▶ _Problem requirements_: Arrange everything from the start of the records down to the line containing "y-tick-label: 0.6 xyxy=(31,179,53,209)" as a JSON list of strings, one string per line, with blank lines dropped.

(Items from a data source)
══════════════════════════════
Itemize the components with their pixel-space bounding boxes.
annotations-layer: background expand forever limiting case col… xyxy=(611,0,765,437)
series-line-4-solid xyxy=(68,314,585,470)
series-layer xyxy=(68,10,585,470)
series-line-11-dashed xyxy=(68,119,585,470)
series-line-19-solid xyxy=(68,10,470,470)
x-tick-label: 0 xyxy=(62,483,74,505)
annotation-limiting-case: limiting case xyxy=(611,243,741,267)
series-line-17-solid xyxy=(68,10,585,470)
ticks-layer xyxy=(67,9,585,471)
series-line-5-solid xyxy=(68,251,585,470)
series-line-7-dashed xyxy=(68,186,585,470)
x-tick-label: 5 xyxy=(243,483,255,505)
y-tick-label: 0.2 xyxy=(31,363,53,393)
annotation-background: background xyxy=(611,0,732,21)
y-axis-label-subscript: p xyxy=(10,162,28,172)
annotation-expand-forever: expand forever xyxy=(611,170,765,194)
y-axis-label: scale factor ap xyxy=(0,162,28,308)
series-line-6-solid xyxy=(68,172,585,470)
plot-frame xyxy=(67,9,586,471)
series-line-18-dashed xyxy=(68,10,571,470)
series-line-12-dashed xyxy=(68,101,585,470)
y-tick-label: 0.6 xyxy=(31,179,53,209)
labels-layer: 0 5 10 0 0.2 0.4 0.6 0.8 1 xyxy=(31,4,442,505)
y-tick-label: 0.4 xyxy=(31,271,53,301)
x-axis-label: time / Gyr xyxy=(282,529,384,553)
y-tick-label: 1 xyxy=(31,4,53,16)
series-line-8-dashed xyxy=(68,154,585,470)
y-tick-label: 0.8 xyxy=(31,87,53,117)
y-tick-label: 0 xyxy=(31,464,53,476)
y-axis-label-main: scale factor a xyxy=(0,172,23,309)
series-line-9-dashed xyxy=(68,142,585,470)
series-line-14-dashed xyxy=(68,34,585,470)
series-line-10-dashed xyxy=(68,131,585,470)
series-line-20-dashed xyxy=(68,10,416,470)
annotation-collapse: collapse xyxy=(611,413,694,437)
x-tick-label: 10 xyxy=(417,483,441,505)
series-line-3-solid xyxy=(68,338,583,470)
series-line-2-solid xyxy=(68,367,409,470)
══════════════════════════════
▶ _Full response_:
[
  "Itemize the components with their pixel-space bounding boxes.",
  "annotations-layer: background expand forever limiting case col… xyxy=(611,0,765,437)",
  "series-line-4-solid xyxy=(68,314,585,470)",
  "series-layer xyxy=(68,10,585,470)",
  "series-line-11-dashed xyxy=(68,119,585,470)",
  "series-line-19-solid xyxy=(68,10,470,470)",
  "x-tick-label: 0 xyxy=(62,483,74,505)",
  "annotation-limiting-case: limiting case xyxy=(611,243,741,267)",
  "series-line-17-solid xyxy=(68,10,585,470)",
  "ticks-layer xyxy=(67,9,585,471)",
  "series-line-5-solid xyxy=(68,251,585,470)",
  "series-line-7-dashed xyxy=(68,186,585,470)",
  "x-tick-label: 5 xyxy=(243,483,255,505)",
  "y-tick-label: 0.2 xyxy=(31,363,53,393)",
  "annotation-background: background xyxy=(611,0,732,21)",
  "y-axis-label-subscript: p xyxy=(10,162,28,172)",
  "annotation-expand-forever: expand forever xyxy=(611,170,765,194)",
  "y-axis-label: scale factor ap xyxy=(0,162,28,308)",
  "series-line-6-solid xyxy=(68,172,585,470)",
  "plot-frame xyxy=(67,9,586,471)",
  "series-line-18-dashed xyxy=(68,10,571,470)",
  "series-line-12-dashed xyxy=(68,101,585,470)",
  "y-tick-label: 0.6 xyxy=(31,179,53,209)"
]